Work instructions
Skip all pictures, then print the remaining material exactly.

Entries shown
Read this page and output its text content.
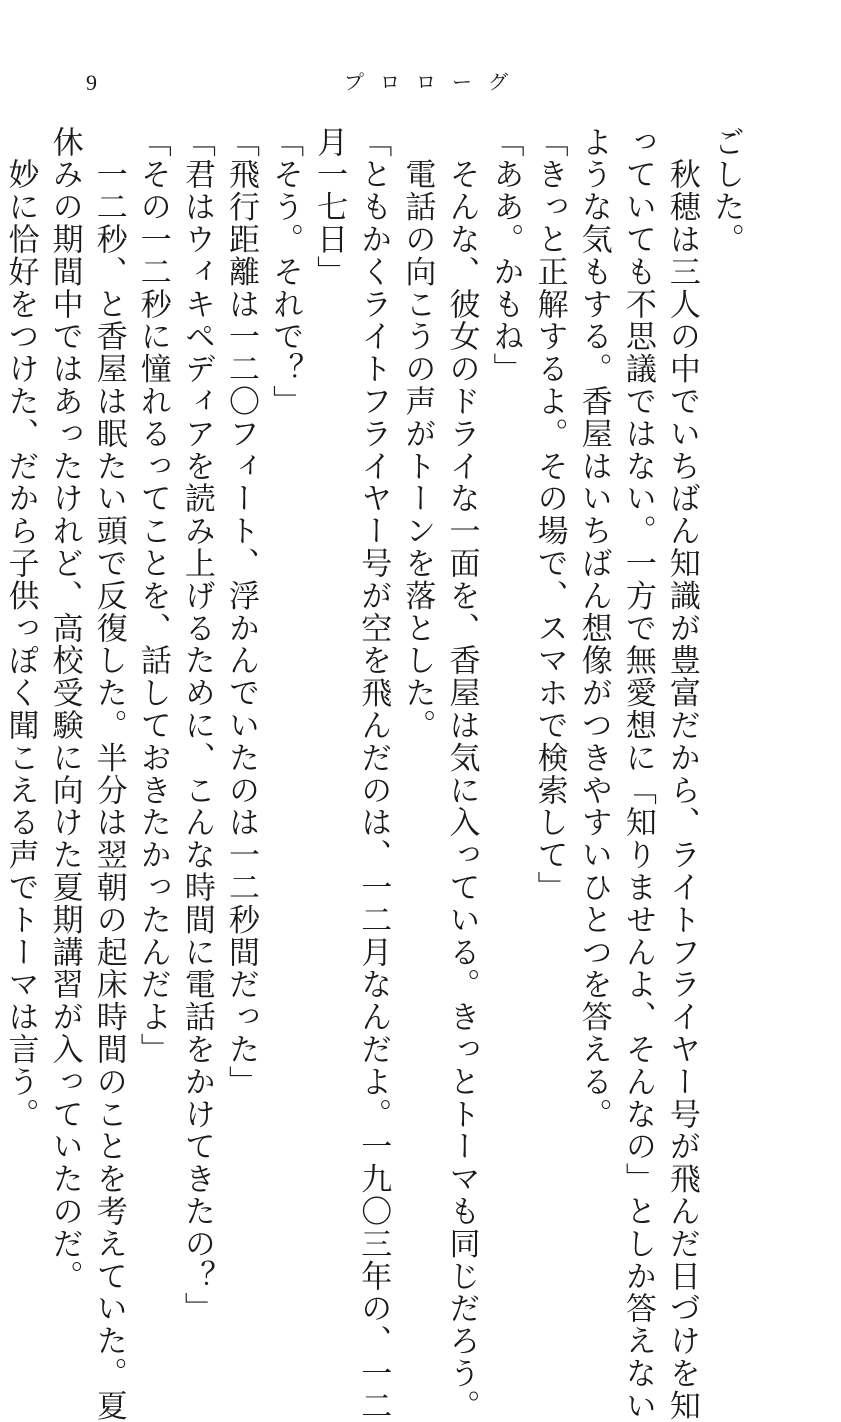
9	プロローグ
ごした。
　秋穂は三人の中でいちばん知識が豊富だから、ライトフライヤー号が飛んだ日づけを知
っていても不思議ではない。一方で無愛想に「知りませんよ、そんなの」としか答えない
ような気もする。香屋はいちばん想像がつきやすいひとつを答える。
「きっと正解するよ。その場で、スマホで検索して」
「ああ。かもね」
　そんな、彼女のドライな一面を、香屋は気に入っている。きっとトーマも同じだろう。
　電話の向こうの声がトーンを落とした。
「ともかくライトフライヤー号が空を飛んだのは、一二月なんだよ。一九〇三年の、一二
月一七日」
「そう。それで？」
「飛行距離は一二〇フィート、浮かんでいたのは一二秒間だった」
「君はウィキペディアを読み上げるために、こんな時間に電話をかけてきたの？」
「その一二秒に憧れるってことを、話しておきたかったんだよ」
　一二秒、と香屋は眠たい頭で反復した。半分は翌朝の起床時間のことを考えていた。夏
休みの期間中ではあったけれど、高校受験に向けた夏期講習が入っていたのだ。
　妙に恰好をつけた、だから子供っぽく聞こえる声でトーマは言う。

The result
Read this page and output its text content.
9	プロローグ
ごした。
　秋穂は三人の中でいちばん知識が豊富だから、ライトフライヤー号が飛んだ日づけを知
っていても不思議ではない。一方で無愛想に「知りませんよ、そんなの」としか答えない
ような気もする。香屋はいちばん想像がつきやすいひとつを答える。
「きっと正解するよ。その場で、スマホで検索して」
「ああ。かもね」
　そんな、彼女のドライな一面を、香屋は気に入っている。きっとトーマも同じだろう。
　電話の向こうの声がトーンを落とした。
「ともかくライトフライヤー号が空を飛んだのは、一二月なんだよ。一九〇三年の、一二
月一七日」
「そう。それで？」
「飛行距離は一二〇フィート、浮かんでいたのは一二秒間だった」
「君はウィキペディアを読み上げるために、こんな時間に電話をかけてきたの？」
「その一二秒に憧れるってことを、話しておきたかったんだよ」
　一二秒、と香屋は眠たい頭で反復した。半分は翌朝の起床時間のことを考えていた。夏
休みの期間中ではあったけれど、高校受験に向けた夏期講習が入っていたのだ。
　妙に恰好をつけた、だから子供っぽく聞こえる声でトーマは言う。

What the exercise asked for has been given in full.